--- BEGIN ---
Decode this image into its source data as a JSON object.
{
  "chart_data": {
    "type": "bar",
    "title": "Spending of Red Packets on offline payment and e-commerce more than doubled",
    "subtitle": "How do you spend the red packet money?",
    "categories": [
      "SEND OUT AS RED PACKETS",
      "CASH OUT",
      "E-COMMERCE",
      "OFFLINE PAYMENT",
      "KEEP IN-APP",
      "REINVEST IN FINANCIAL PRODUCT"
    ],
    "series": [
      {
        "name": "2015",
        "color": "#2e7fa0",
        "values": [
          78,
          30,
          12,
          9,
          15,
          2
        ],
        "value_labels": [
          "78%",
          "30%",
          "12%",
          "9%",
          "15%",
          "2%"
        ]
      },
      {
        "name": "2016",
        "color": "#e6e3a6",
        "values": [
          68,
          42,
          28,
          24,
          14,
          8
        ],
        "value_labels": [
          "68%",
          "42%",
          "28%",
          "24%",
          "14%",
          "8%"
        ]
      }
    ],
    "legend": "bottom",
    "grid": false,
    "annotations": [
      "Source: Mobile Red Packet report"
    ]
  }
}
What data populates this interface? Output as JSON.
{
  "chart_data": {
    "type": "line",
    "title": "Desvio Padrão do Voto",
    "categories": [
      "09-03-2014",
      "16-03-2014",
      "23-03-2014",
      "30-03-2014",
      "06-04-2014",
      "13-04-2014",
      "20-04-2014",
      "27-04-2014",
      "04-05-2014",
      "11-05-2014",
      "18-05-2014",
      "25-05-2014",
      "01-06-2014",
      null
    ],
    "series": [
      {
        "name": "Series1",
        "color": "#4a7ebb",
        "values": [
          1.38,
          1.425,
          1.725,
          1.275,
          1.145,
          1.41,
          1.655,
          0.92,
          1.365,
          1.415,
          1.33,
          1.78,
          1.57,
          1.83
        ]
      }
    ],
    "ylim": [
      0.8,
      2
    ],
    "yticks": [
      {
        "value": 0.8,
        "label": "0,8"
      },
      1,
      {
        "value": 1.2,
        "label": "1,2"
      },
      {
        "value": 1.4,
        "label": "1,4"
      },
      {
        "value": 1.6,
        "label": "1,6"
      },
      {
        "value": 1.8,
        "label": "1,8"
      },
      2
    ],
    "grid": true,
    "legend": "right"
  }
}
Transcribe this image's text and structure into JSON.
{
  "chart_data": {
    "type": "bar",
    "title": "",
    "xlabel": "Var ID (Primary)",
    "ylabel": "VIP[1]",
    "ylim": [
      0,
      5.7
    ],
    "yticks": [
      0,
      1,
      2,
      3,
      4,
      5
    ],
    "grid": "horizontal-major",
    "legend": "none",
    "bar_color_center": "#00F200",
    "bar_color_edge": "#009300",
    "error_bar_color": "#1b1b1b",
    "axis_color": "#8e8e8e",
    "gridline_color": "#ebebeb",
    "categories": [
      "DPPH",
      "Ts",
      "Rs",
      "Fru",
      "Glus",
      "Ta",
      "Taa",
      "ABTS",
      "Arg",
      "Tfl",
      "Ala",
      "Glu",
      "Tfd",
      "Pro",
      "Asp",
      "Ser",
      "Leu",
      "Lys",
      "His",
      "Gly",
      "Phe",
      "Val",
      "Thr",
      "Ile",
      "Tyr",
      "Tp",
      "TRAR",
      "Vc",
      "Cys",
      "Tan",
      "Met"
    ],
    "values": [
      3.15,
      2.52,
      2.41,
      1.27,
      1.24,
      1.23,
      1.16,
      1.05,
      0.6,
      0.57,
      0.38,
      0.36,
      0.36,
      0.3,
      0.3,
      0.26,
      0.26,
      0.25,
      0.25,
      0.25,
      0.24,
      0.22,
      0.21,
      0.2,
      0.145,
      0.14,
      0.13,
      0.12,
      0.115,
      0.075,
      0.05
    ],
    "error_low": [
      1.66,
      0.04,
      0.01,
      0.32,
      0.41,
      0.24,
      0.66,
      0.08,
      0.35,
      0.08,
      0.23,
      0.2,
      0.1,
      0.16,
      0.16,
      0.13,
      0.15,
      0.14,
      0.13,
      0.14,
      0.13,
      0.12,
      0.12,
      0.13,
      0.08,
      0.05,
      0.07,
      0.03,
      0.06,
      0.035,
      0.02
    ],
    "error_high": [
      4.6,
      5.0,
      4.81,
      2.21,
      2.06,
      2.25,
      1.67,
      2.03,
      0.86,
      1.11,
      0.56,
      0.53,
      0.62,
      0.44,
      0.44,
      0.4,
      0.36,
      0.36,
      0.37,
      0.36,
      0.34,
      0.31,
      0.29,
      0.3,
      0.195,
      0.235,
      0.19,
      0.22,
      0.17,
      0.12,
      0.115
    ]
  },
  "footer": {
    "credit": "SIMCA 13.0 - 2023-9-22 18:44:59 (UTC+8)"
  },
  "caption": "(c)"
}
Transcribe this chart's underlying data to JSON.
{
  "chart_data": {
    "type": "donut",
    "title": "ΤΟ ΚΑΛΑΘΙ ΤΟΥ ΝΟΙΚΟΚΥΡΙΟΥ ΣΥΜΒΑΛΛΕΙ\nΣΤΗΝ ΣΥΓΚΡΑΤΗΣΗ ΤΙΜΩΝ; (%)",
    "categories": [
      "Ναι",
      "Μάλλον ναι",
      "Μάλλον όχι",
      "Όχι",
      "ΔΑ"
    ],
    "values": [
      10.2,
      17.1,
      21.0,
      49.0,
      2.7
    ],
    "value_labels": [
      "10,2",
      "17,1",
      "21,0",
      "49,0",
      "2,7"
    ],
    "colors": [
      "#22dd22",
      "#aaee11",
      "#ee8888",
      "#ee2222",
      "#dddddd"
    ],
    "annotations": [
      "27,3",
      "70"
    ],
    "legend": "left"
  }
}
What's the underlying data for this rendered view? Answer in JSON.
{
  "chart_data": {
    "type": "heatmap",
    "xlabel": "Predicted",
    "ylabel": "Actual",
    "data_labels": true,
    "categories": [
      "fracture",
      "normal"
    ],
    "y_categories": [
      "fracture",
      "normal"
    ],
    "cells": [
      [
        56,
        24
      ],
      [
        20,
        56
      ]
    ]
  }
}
--- END ---
- _Task prompt_: Write the material out exactly, with nothing left out.

- _Result_:
Decode this image into its source data as a JSON object.
{
  "chart_data": {
    "type": "bar",
    "title": "Spending of Red Packets on offline payment and e-commerce more than doubled",
    "subtitle": "How do you spend the red packet money?",
    "categories": [
      "SEND OUT AS RED PACKETS",
      "CASH OUT",
      "E-COMMERCE",
      "OFFLINE PAYMENT",
      "KEEP IN-APP",
      "REINVEST IN FINANCIAL PRODUCT"
    ],
    "series": [
      {
        "name": "2015",
        "color": "#2e7fa0",
        "values": [
          78,
          30,
          12,
          9,
          15,
          2
        ],
        "value_labels": [
          "78%",
          "30%",
          "12%",
          "9%",
          "15%",
          "2%"
        ]
      },
      {
        "name": "2016",
        "color": "#e6e3a6",
        "values": [
          68,
          42,
          28,
          24,
          14,
          8
        ],
        "value_labels": [
          "68%",
          "42%",
          "28%",
          "24%",
          "14%",
          "8%"
        ]
      }
    ],
    "legend": "bottom",
    "grid": false,
    "annotations": [
      "Source: Mobile Red Packet report"
    ]
  }
}
What data populates this interface? Output as JSON.
{
  "chart_data": {
    "type": "line",
    "title": "Desvio Padrão do Voto",
    "categories": [
      "09-03-2014",
      "16-03-2014",
      "23-03-2014",
      "30-03-2014",
      "06-04-2014",
      "13-04-2014",
      "20-04-2014",
      "27-04-2014",
      "04-05-2014",
      "11-05-2014",
      "18-05-2014",
      "25-05-2014",
      "01-06-2014",
      null
    ],
    "series": [
      {
        "name": "Series1",
        "color": "#4a7ebb",
        "values": [
          1.38,
          1.425,
          1.725,
          1.275,
          1.145,
          1.41,
          1.655,
          0.92,
          1.365,
          1.415,
          1.33,
          1.78,
          1.57,
          1.83
        ]
      }
    ],
    "ylim": [
      0.8,
      2
    ],
    "yticks": [
      {
        "value": 0.8,
        "label": "0,8"
      },
      1,
      {
        "value": 1.2,
        "label": "1,2"
      },
      {
        "value": 1.4,
        "label": "1,4"
      },
      {
        "value": 1.6,
        "label": "1,6"
      },
      {
        "value": 1.8,
        "label": "1,8"
      },
      2
    ],
    "grid": true,
    "legend": "right"
  }
}
Transcribe this image's text and structure into JSON.
{
  "chart_data": {
    "type": "bar",
    "title": "",
    "xlabel": "Var ID (Primary)",
    "ylabel": "VIP[1]",
    "ylim": [
      0,
      5.7
    ],
    "yticks": [
      0,
      1,
      2,
      3,
      4,
      5
    ],
    "grid": "horizontal-major",
    "legend": "none",
    "bar_color_center": "#00F200",
    "bar_color_edge": "#009300",
    "error_bar_color": "#1b1b1b",
    "axis_color": "#8e8e8e",
    "gridline_color": "#ebebeb",
    "categories": [
      "DPPH",
      "Ts",
      "Rs",
      "Fru",
      "Glus",
      "Ta",
      "Taa",
      "ABTS",
      "Arg",
      "Tfl",
      "Ala",
      "Glu",
      "Tfd",
      "Pro",
      "Asp",
      "Ser",
      "Leu",
      "Lys",
      "His",
      "Gly",
      "Phe",
      "Val",
      "Thr",
      "Ile",
      "Tyr",
      "Tp",
      "TRAR",
      "Vc",
      "Cys",
      "Tan",
      "Met"
    ],
    "values": [
      3.15,
      2.52,
      2.41,
      1.27,
      1.24,
      1.23,
      1.16,
      1.05,
      0.6,
      0.57,
      0.38,
      0.36,
      0.36,
      0.3,
      0.3,
      0.26,
      0.26,
      0.25,
      0.25,
      0.25,
      0.24,
      0.22,
      0.21,
      0.2,
      0.145,
      0.14,
      0.13,
      0.12,
      0.115,
      0.075,
      0.05
    ],
    "error_low": [
      1.66,
      0.04,
      0.01,
      0.32,
      0.41,
      0.24,
      0.66,
      0.08,
      0.35,
      0.08,
      0.23,
      0.2,
      0.1,
      0.16,
      0.16,
      0.13,
      0.15,
      0.14,
      0.13,
      0.14,
      0.13,
      0.12,
      0.12,
      0.13,
      0.08,
      0.05,
      0.07,
      0.03,
      0.06,
      0.035,
      0.02
    ],
    "error_high": [
      4.6,
      5.0,
      4.81,
      2.21,
      2.06,
      2.25,
      1.67,
      2.03,
      0.86,
      1.11,
      0.56,
      0.53,
      0.62,
      0.44,
      0.44,
      0.4,
      0.36,
      0.36,
      0.37,
      0.36,
      0.34,
      0.31,
      0.29,
      0.3,
      0.195,
      0.235,
      0.19,
      0.22,
      0.17,
      0.12,
      0.115
    ]
  },
  "footer": {
    "credit": "SIMCA 13.0 - 2023-9-22 18:44:59 (UTC+8)"
  },
  "caption": "(c)"
}
Transcribe this chart's underlying data to JSON.
{
  "chart_data": {
    "type": "donut",
    "title": "ΤΟ ΚΑΛΑΘΙ ΤΟΥ ΝΟΙΚΟΚΥΡΙΟΥ ΣΥΜΒΑΛΛΕΙ\nΣΤΗΝ ΣΥΓΚΡΑΤΗΣΗ ΤΙΜΩΝ; (%)",
    "categories": [
      "Ναι",
      "Μάλλον ναι",
      "Μάλλον όχι",
      "Όχι",
      "ΔΑ"
    ],
    "values": [
      10.2,
      17.1,
      21.0,
      49.0,
      2.7
    ],
    "value_labels": [
      "10,2",
      "17,1",
      "21,0",
      "49,0",
      "2,7"
    ],
    "colors": [
      "#22dd22",
      "#aaee11",
      "#ee8888",
      "#ee2222",
      "#dddddd"
    ],
    "annotations": [
      "27,3",
      "70"
    ],
    "legend": "left"
  }
}
What's the underlying data for this rendered view? Answer in JSON.
{
  "chart_data": {
    "type": "heatmap",
    "xlabel": "Predicted",
    "ylabel": "Actual",
    "data_labels": true,
    "categories": [
      "fracture",
      "normal"
    ],
    "y_categories": [
      "fracture",
      "normal"
    ],
    "cells": [
      [
        56,
        24
      ],
      [
        20,
        56
      ]
    ]
  }
}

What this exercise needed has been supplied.